INSTRUCTIONS FOR THE TASK: Without the pictures, reproduce the records that follow exactly.

SUPPLIED INFORMATION:
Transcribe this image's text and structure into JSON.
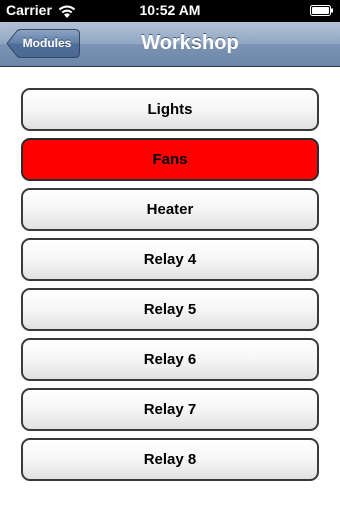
{
  "status_bar": {
    "carrier": "Carrier",
    "time": "10:52 AM",
    "icons": [
      "wifi-icon",
      "battery-icon"
    ]
  },
  "nav": {
    "back_label": "Modules",
    "title": "Workshop"
  },
  "relays": [
    {
      "label": "Lights",
      "active": false
    },
    {
      "label": "Fans",
      "active": true
    },
    {
      "label": "Heater",
      "active": false
    },
    {
      "label": "Relay 4",
      "active": false
    },
    {
      "label": "Relay 5",
      "active": false
    },
    {
      "label": "Relay 6",
      "active": false
    },
    {
      "label": "Relay 7",
      "active": false
    },
    {
      "label": "Relay 8",
      "active": false
    }
  ],
  "colors": {
    "active": "#ff0000",
    "nav_bar": "#8fa5c1",
    "status_bar": "#000000"
  }
}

WRITTEN SOLUTION:
Transcribe this image's text and structure into JSON.
{
  "status_bar": {
    "carrier": "Carrier",
    "time": "10:52 AM",
    "icons": [
      "wifi-icon",
      "battery-icon"
    ]
  },
  "nav": {
    "back_label": "Modules",
    "title": "Workshop"
  },
  "relays": [
    {
      "label": "Lights",
      "active": false
    },
    {
      "label": "Fans",
      "active": true
    },
    {
      "label": "Heater",
      "active": false
    },
    {
      "label": "Relay 4",
      "active": false
    },
    {
      "label": "Relay 5",
      "active": false
    },
    {
      "label": "Relay 6",
      "active": false
    },
    {
      "label": "Relay 7",
      "active": false
    },
    {
      "label": "Relay 8",
      "active": false
    }
  ],
  "colors": {
    "active": "#ff0000",
    "nav_bar": "#8fa5c1",
    "status_bar": "#000000"
  }
}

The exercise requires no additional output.